>> START

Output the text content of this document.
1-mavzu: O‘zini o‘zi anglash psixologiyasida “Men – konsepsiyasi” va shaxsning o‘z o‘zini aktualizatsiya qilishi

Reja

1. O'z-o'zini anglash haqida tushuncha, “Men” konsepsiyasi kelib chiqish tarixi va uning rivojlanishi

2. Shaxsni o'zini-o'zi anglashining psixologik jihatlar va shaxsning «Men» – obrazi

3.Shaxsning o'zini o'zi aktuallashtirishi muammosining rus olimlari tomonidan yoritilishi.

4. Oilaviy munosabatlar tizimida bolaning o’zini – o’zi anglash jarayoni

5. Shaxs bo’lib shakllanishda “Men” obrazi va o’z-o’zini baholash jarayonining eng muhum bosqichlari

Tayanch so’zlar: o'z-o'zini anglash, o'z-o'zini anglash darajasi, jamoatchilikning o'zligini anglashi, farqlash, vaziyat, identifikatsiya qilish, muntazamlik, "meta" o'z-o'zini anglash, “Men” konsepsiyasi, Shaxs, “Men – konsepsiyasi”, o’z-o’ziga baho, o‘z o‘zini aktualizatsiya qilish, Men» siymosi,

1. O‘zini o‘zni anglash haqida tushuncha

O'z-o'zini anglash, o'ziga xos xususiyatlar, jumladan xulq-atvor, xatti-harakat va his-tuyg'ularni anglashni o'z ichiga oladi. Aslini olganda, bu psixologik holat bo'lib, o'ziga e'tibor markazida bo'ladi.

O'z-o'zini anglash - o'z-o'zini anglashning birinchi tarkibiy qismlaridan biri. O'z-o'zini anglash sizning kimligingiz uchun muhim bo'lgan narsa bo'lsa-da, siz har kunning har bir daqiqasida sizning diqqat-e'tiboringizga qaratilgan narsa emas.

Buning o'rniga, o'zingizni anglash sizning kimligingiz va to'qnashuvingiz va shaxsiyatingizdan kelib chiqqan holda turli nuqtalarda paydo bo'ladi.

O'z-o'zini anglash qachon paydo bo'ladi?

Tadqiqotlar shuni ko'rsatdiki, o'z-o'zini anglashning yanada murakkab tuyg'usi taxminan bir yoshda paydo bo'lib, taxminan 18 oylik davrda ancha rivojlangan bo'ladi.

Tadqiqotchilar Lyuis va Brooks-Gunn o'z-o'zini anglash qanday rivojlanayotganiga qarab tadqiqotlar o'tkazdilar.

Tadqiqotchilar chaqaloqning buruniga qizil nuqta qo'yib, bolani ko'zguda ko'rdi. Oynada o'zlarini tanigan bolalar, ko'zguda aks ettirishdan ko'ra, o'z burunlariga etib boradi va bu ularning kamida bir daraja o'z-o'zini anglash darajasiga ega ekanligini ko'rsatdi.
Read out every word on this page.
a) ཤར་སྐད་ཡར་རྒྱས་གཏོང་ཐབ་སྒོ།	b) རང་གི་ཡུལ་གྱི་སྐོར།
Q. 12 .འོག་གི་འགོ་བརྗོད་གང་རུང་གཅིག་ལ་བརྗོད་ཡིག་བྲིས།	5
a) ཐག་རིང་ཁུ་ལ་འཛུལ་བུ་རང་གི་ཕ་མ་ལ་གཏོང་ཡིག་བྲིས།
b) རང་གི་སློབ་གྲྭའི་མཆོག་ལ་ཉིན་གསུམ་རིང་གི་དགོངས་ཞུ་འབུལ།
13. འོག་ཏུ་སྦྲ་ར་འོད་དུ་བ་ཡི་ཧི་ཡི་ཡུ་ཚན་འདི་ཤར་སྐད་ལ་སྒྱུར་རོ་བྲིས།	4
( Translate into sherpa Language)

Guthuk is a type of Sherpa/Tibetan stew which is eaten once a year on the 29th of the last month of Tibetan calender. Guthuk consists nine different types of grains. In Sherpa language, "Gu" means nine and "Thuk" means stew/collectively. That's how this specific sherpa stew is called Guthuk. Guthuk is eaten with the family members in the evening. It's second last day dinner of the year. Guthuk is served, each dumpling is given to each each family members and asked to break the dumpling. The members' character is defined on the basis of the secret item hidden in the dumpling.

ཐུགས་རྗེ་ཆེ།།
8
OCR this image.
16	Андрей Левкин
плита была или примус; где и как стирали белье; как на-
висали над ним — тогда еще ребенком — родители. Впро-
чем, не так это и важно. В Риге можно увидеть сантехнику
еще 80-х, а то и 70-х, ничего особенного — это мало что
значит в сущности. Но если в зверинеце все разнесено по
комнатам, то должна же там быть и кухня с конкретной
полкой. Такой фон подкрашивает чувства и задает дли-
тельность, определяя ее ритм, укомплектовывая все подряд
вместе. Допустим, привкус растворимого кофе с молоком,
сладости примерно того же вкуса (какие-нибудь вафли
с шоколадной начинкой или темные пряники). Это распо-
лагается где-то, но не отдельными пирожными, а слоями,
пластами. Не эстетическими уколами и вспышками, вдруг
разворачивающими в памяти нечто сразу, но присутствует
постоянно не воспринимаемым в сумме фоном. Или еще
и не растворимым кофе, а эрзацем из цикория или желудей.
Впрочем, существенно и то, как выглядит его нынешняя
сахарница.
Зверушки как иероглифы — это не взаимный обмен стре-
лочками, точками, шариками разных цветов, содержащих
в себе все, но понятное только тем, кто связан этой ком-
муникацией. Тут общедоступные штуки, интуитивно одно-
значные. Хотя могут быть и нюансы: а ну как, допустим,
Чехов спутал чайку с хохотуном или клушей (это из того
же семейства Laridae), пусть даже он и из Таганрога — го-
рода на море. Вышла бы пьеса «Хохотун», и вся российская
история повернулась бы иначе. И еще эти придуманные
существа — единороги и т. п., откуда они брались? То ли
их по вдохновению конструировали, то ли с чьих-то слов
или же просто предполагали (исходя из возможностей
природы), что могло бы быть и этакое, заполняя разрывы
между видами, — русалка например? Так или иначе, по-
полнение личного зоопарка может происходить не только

>> END

*Task instructions*. Quote the entire listing above exactly.

*Task answer*.
Output the text content of this document.
1-mavzu: O‘zini o‘zi anglash psixologiyasida “Men – konsepsiyasi” va shaxsning o‘z o‘zini aktualizatsiya qilishi

Reja

1. O'z-o'zini anglash haqida tushuncha, “Men” konsepsiyasi kelib chiqish tarixi va uning rivojlanishi

2. Shaxsni o'zini-o'zi anglashining psixologik jihatlar va shaxsning «Men» – obrazi

3.Shaxsning o'zini o'zi aktuallashtirishi muammosining rus olimlari tomonidan yoritilishi.

4. Oilaviy munosabatlar tizimida bolaning o’zini – o’zi anglash jarayoni

5. Shaxs bo’lib shakllanishda “Men” obrazi va o’z-o’zini baholash jarayonining eng muhum bosqichlari

Tayanch so’zlar: o'z-o'zini anglash, o'z-o'zini anglash darajasi, jamoatchilikning o'zligini anglashi, farqlash, vaziyat, identifikatsiya qilish, muntazamlik, "meta" o'z-o'zini anglash, “Men” konsepsiyasi, Shaxs, “Men – konsepsiyasi”, o’z-o’ziga baho, o‘z o‘zini aktualizatsiya qilish, Men» siymosi,

1. O‘zini o‘zni anglash haqida tushuncha

O'z-o'zini anglash, o'ziga xos xususiyatlar, jumladan xulq-atvor, xatti-harakat va his-tuyg'ularni anglashni o'z ichiga oladi. Aslini olganda, bu psixologik holat bo'lib, o'ziga e'tibor markazida bo'ladi.

O'z-o'zini anglash - o'z-o'zini anglashning birinchi tarkibiy qismlaridan biri. O'z-o'zini anglash sizning kimligingiz uchun muhim bo'lgan narsa bo'lsa-da, siz har kunning har bir daqiqasida sizning diqqat-e'tiboringizga qaratilgan narsa emas.

Buning o'rniga, o'zingizni anglash sizning kimligingiz va to'qnashuvingiz va shaxsiyatingizdan kelib chiqqan holda turli nuqtalarda paydo bo'ladi.

O'z-o'zini anglash qachon paydo bo'ladi?

Tadqiqotlar shuni ko'rsatdiki, o'z-o'zini anglashning yanada murakkab tuyg'usi taxminan bir yoshda paydo bo'lib, taxminan 18 oylik davrda ancha rivojlangan bo'ladi.

Tadqiqotchilar Lyuis va Brooks-Gunn o'z-o'zini anglash qanday rivojlanayotganiga qarab tadqiqotlar o'tkazdilar.

Tadqiqotchilar chaqaloqning buruniga qizil nuqta qo'yib, bolani ko'zguda ko'rdi. Oynada o'zlarini tanigan bolalar, ko'zguda aks ettirishdan ko'ra, o'z burunlariga etib boradi va bu ularning kamida bir daraja o'z-o'zini anglash darajasiga ega ekanligini ko'rsatdi.
Read out every word on this page.
a) ཤར་སྐད་ཡར་རྒྱས་གཏོང་ཐབ་སྒོ།	b) རང་གི་ཡུལ་གྱི་སྐོར།
Q. 12 .འོག་གི་འགོ་བརྗོད་གང་རུང་གཅིག་ལ་བརྗོད་ཡིག་བྲིས།	5
a) ཐག་རིང་ཁུ་ལ་འཛུལ་བུ་རང་གི་ཕ་མ་ལ་གཏོང་ཡིག་བྲིས།
b) རང་གི་སློབ་གྲྭའི་མཆོག་ལ་ཉིན་གསུམ་རིང་གི་དགོངས་ཞུ་འབུལ།
13. འོག་ཏུ་སྦྲ་ར་འོད་དུ་བ་ཡི་ཧི་ཡི་ཡུ་ཚན་འདི་ཤར་སྐད་ལ་སྒྱུར་རོ་བྲིས།	4
( Translate into sherpa Language)

Guthuk is a type of Sherpa/Tibetan stew which is eaten once a year on the 29th of the last month of Tibetan calender. Guthuk consists nine different types of grains. In Sherpa language, "Gu" means nine and "Thuk" means stew/collectively. That's how this specific sherpa stew is called Guthuk. Guthuk is eaten with the family members in the evening. It's second last day dinner of the year. Guthuk is served, each dumpling is given to each each family members and asked to break the dumpling. The members' character is defined on the basis of the secret item hidden in the dumpling.

ཐུགས་རྗེ་ཆེ།།
8
OCR this image.
16	Андрей Левкин
плита была или примус; где и как стирали белье; как на-
висали над ним — тогда еще ребенком — родители. Впро-
чем, не так это и важно. В Риге можно увидеть сантехнику
еще 80-х, а то и 70-х, ничего особенного — это мало что
значит в сущности. Но если в зверинеце все разнесено по
комнатам, то должна же там быть и кухня с конкретной
полкой. Такой фон подкрашивает чувства и задает дли-
тельность, определяя ее ритм, укомплектовывая все подряд
вместе. Допустим, привкус растворимого кофе с молоком,
сладости примерно того же вкуса (какие-нибудь вафли
с шоколадной начинкой или темные пряники). Это распо-
лагается где-то, но не отдельными пирожными, а слоями,
пластами. Не эстетическими уколами и вспышками, вдруг
разворачивающими в памяти нечто сразу, но присутствует
постоянно не воспринимаемым в сумме фоном. Или еще
и не растворимым кофе, а эрзацем из цикория или желудей.
Впрочем, существенно и то, как выглядит его нынешняя
сахарница.
Зверушки как иероглифы — это не взаимный обмен стре-
лочками, точками, шариками разных цветов, содержащих
в себе все, но понятное только тем, кто связан этой ком-
муникацией. Тут общедоступные штуки, интуитивно одно-
значные. Хотя могут быть и нюансы: а ну как, допустим,
Чехов спутал чайку с хохотуном или клушей (это из того
же семейства Laridae), пусть даже он и из Таганрога — го-
рода на море. Вышла бы пьеса «Хохотун», и вся российская
история повернулась бы иначе. И еще эти придуманные
существа — единороги и т. п., откуда они брались? То ли
их по вдохновению конструировали, то ли с чьих-то слов
или же просто предполагали (исходя из возможностей
природы), что могло бы быть и этакое, заполняя разрывы
между видами, — русалка например? Так или иначе, по-
полнение личного зоопарка может происходить не только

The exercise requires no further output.